**What to produce**:
Could you give the data below again, exactly and completely?
====== Data for the task
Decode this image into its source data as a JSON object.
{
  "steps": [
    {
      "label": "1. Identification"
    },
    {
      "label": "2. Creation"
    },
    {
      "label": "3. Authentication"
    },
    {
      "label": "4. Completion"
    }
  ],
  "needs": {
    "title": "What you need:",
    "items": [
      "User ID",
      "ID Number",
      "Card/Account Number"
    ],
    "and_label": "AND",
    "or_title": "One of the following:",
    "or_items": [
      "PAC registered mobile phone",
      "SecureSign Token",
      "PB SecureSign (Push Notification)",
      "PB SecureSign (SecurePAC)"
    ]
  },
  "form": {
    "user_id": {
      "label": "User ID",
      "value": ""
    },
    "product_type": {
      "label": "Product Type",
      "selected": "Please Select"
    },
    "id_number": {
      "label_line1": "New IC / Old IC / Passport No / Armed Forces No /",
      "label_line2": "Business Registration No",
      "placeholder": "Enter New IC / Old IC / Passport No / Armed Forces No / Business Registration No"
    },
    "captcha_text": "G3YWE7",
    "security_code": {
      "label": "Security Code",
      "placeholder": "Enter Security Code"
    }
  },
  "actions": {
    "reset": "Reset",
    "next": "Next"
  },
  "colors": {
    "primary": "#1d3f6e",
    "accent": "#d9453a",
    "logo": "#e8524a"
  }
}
============
**Expected answer**:
Decode this image into its source data as a JSON object.
{
  "steps": [
    {
      "label": "1. Identification"
    },
    {
      "label": "2. Creation"
    },
    {
      "label": "3. Authentication"
    },
    {
      "label": "4. Completion"
    }
  ],
  "needs": {
    "title": "What you need:",
    "items": [
      "User ID",
      "ID Number",
      "Card/Account Number"
    ],
    "and_label": "AND",
    "or_title": "One of the following:",
    "or_items": [
      "PAC registered mobile phone",
      "SecureSign Token",
      "PB SecureSign (Push Notification)",
      "PB SecureSign (SecurePAC)"
    ]
  },
  "form": {
    "user_id": {
      "label": "User ID",
      "value": ""
    },
    "product_type": {
      "label": "Product Type",
      "selected": "Please Select"
    },
    "id_number": {
      "label_line1": "New IC / Old IC / Passport No / Armed Forces No /",
      "label_line2": "Business Registration No",
      "placeholder": "Enter New IC / Old IC / Passport No / Armed Forces No / Business Registration No"
    },
    "captcha_text": "G3YWE7",
    "security_code": {
      "label": "Security Code",
      "placeholder": "Enter Security Code"
    }
  },
  "actions": {
    "reset": "Reset",
    "next": "Next"
  },
  "colors": {
    "primary": "#1d3f6e",
    "accent": "#d9453a",
    "logo": "#e8524a"
  }
}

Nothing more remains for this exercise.